>> start Material to process
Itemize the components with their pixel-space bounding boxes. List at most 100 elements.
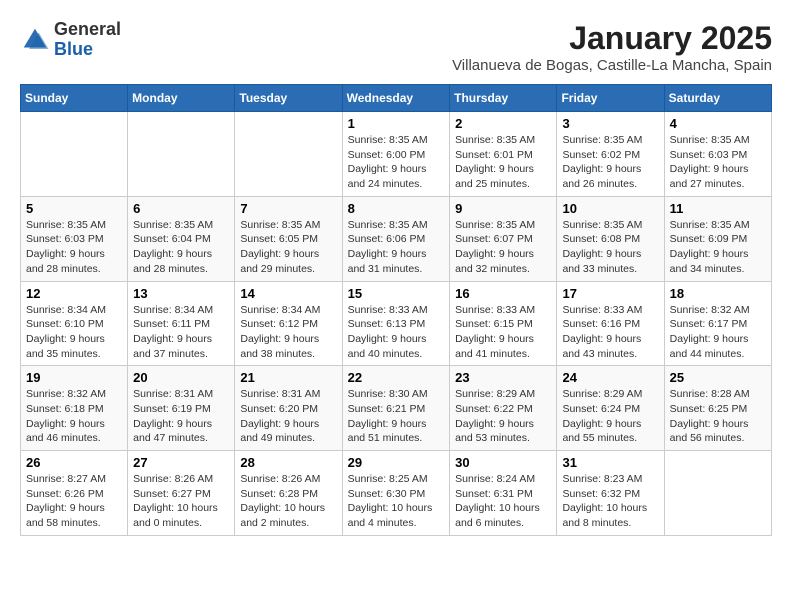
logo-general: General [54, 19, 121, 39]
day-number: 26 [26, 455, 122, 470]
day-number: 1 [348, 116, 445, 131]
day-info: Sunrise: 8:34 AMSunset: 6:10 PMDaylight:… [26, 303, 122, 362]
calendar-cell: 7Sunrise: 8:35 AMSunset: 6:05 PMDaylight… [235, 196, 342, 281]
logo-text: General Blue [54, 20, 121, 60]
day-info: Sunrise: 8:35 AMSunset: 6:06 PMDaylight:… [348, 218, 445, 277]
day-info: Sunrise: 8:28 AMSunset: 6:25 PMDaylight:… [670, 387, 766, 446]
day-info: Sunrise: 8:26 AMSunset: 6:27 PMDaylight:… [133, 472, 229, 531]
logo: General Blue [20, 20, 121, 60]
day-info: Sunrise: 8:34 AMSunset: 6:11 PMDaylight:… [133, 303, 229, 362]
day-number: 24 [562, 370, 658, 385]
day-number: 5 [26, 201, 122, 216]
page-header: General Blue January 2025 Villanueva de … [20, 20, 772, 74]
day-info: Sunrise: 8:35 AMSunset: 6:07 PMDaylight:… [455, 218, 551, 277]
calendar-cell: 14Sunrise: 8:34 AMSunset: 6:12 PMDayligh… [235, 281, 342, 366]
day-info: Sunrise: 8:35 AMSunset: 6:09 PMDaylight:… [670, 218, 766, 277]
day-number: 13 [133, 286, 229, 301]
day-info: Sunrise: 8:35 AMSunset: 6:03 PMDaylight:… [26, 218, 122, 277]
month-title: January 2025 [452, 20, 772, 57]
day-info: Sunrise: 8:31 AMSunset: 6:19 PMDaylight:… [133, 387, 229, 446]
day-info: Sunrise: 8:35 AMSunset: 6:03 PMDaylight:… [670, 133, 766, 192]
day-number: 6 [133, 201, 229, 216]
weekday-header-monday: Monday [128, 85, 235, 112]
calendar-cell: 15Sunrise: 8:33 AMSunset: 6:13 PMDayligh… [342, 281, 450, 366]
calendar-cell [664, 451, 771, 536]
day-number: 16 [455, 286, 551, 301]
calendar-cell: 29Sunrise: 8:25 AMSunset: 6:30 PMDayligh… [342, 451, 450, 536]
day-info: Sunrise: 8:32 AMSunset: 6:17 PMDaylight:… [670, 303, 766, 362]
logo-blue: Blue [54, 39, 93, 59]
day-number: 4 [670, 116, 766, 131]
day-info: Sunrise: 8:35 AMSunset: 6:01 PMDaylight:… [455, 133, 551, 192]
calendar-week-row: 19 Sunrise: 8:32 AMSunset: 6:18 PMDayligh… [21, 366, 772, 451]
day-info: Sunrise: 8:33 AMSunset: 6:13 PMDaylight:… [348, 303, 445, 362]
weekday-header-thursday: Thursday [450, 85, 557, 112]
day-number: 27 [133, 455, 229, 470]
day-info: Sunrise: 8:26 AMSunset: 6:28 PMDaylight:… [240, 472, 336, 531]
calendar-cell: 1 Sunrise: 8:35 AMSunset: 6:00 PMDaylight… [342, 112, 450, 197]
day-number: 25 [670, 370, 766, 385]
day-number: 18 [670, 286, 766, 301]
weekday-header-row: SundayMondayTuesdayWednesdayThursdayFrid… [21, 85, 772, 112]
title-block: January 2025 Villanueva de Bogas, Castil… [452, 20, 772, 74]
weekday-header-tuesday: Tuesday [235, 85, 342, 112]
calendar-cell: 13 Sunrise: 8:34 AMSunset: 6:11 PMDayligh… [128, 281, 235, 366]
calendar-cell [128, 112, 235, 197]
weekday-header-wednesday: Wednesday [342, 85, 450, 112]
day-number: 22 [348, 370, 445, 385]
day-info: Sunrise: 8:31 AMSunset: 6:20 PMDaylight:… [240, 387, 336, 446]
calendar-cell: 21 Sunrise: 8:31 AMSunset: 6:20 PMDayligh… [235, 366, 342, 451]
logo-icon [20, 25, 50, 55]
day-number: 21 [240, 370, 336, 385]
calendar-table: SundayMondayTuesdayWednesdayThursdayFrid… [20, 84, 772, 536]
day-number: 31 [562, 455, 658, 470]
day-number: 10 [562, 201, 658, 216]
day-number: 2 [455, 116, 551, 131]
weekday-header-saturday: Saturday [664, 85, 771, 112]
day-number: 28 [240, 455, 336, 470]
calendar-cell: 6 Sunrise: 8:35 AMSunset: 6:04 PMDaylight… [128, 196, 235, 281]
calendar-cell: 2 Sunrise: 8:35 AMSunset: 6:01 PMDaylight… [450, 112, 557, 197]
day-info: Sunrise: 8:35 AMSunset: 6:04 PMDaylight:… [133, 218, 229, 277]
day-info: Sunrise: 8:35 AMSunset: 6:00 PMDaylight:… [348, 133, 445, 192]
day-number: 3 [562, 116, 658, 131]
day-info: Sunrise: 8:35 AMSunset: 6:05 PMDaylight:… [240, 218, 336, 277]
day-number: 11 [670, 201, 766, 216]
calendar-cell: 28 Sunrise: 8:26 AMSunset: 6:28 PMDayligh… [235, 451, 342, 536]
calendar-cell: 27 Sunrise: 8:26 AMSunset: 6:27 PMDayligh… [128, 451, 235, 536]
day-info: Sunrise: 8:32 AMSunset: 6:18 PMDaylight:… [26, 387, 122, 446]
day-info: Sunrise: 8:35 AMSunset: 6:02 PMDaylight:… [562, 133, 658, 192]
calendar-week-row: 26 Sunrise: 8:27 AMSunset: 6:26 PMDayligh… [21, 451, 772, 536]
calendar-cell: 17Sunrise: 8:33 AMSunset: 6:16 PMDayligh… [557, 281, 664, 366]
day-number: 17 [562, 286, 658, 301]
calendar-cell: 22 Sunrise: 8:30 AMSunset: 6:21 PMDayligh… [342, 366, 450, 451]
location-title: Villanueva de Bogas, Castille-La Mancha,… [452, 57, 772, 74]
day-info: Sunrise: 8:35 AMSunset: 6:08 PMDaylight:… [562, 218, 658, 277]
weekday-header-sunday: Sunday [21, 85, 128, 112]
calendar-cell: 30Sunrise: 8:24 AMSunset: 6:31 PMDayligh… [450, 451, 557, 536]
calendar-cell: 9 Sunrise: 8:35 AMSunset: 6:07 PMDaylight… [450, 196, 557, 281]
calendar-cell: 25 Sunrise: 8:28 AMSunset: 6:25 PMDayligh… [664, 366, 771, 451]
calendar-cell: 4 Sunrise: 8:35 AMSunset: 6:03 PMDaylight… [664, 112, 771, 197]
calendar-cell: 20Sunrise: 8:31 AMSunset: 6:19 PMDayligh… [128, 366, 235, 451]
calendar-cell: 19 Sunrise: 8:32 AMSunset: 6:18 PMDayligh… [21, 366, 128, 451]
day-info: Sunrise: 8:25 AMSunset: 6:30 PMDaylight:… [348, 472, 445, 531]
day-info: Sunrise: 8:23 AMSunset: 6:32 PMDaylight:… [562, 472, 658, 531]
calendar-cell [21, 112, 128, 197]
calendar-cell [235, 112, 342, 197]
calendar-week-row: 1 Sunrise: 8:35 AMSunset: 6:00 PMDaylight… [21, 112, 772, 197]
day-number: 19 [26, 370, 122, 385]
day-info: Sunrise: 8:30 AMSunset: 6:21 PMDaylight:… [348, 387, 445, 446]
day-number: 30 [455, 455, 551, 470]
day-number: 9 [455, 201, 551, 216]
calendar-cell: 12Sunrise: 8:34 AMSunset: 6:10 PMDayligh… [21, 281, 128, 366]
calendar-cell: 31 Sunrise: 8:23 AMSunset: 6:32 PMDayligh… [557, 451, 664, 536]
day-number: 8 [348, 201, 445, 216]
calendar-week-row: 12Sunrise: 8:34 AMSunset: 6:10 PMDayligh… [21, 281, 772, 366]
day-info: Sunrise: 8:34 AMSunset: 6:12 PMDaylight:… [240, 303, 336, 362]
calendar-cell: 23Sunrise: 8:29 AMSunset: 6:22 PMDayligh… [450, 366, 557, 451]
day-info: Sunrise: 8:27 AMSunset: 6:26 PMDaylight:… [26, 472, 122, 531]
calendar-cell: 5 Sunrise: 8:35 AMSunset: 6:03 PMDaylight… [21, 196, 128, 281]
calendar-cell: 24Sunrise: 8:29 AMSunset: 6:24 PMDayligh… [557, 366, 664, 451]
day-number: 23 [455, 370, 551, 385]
>> end Material to process
◆ Description of the task:
Reproduce the material from the line with "logo-general: General [54, 19, 121, 39]" up to and including the line with "day-info: Sunrise: 8:26 AMSunset: 6:28", substituting "day-details" for each occurrence of "day-info" and keeping everything else the same.

◆ Expected output:
logo-general: General [54, 19, 121, 39]
day-number: 26 [26, 455, 122, 470]
day-number: 1 [348, 116, 445, 131]
day-details: Sunrise: 8:34 AMSunset: 6:10 PMDaylight:… [26, 303, 122, 362]
calendar-cell: 7Sunrise: 8:35 AMSunset: 6:05 PMDaylight… [235, 196, 342, 281]
logo-text: General Blue [54, 20, 121, 60]
day-details: Sunrise: 8:35 AMSunset: 6:06 PMDaylight:… [348, 218, 445, 277]
day-details: Sunrise: 8:28 AMSunset: 6:25 PMDaylight:… [670, 387, 766, 446]
day-details: Sunrise: 8:26 AMSunset: 6:27 PMDaylight:… [133, 472, 229, 531]
logo: General Blue [20, 20, 121, 60]
day-details: Sunrise: 8:34 AMSunset: 6:11 PMDaylight:… [133, 303, 229, 362]
day-number: 24 [562, 370, 658, 385]
day-number: 5 [26, 201, 122, 216]
page-header: General Blue January 2025 Villanueva de … [20, 20, 772, 74]
day-details: Sunrise: 8:35 AMSunset: 6:07 PMDaylight:… [455, 218, 551, 277]
calendar-cell: 14Sunrise: 8:34 AMSunset: 6:12 PMDayligh… [235, 281, 342, 366]
day-details: Sunrise: 8:35 AMSunset: 6:09 PMDaylight:… [670, 218, 766, 277]
day-number: 13 [133, 286, 229, 301]
day-details: Sunrise: 8:35 AMSunset: 6:03 PMDaylight:… [26, 218, 122, 277]
month-title: January 2025 [452, 20, 772, 57]
day-details: Sunrise: 8:31 AMSunset: 6:19 PMDaylight:… [133, 387, 229, 446]
day-details: Sunrise: 8:35 AMSunset: 6:03 PMDaylight:… [670, 133, 766, 192]
day-number: 6 [133, 201, 229, 216]
weekday-header-monday: Monday [128, 85, 235, 112]
calendar-cell: 15Sunrise: 8:33 AMSunset: 6:13 PMDayligh… [342, 281, 450, 366]
calendar-cell [664, 451, 771, 536]
day-number: 16 [455, 286, 551, 301]
calendar-cell: 29Sunrise: 8:25 AMSunset: 6:30 PMDayligh… [342, 451, 450, 536]
day-details: Sunrise: 8:32 AMSunset: 6:17 PMDaylight:… [670, 303, 766, 362]
logo-blue: Blue [54, 39, 93, 59]
day-number: 4 [670, 116, 766, 131]
day-details: Sunrise: 8:35 AMSunset: 6:01 PMDaylight:… [455, 133, 551, 192]
calendar-week-row: 19 Sunrise: 8:32 AMSunset: 6:18 PMDayligh… [21, 366, 772, 451]
day-details: Sunrise: 8:33 AMSunset: 6:13 PMDaylight:… [348, 303, 445, 362]
weekday-header-thursday: Thursday [450, 85, 557, 112]
day-number: 27 [133, 455, 229, 470]
day-details: Sunrise: 8:26 AMSunset: 6:28 PMDaylight:… [240, 472, 336, 531]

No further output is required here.